All of the entries must be reproduced exactly, with no images carried over.

::::

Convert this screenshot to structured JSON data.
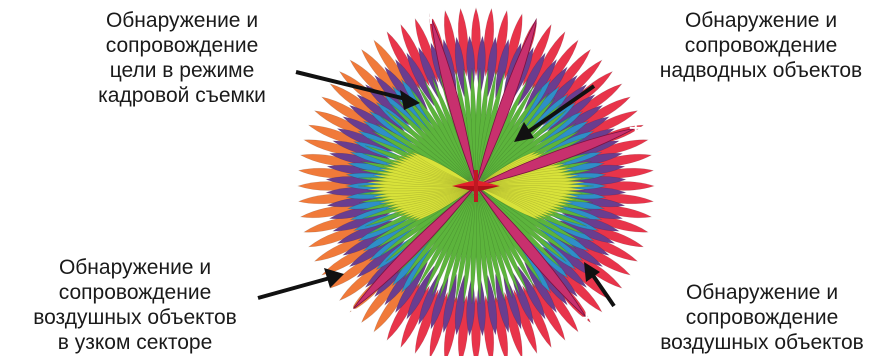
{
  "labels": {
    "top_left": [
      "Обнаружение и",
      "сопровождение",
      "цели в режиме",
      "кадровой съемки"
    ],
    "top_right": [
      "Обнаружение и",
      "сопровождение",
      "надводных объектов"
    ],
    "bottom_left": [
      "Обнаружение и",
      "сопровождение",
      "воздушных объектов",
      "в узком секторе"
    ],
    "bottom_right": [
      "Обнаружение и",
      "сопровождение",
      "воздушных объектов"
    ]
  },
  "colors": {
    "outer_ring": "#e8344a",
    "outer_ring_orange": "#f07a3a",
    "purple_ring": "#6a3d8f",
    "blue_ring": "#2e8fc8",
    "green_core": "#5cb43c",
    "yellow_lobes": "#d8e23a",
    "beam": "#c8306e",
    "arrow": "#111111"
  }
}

::::

Full answer:
Convert this screenshot to structured JSON data.
{
  "labels": {
    "top_left": [
      "Обнаружение и",
      "сопровождение",
      "цели в режиме",
      "кадровой съемки"
    ],
    "top_right": [
      "Обнаружение и",
      "сопровождение",
      "надводных объектов"
    ],
    "bottom_left": [
      "Обнаружение и",
      "сопровождение",
      "воздушных объектов",
      "в узком секторе"
    ],
    "bottom_right": [
      "Обнаружение и",
      "сопровождение",
      "воздушных объектов"
    ]
  },
  "colors": {
    "outer_ring": "#e8344a",
    "outer_ring_orange": "#f07a3a",
    "purple_ring": "#6a3d8f",
    "blue_ring": "#2e8fc8",
    "green_core": "#5cb43c",
    "yellow_lobes": "#d8e23a",
    "beam": "#c8306e",
    "arrow": "#111111"
  }
}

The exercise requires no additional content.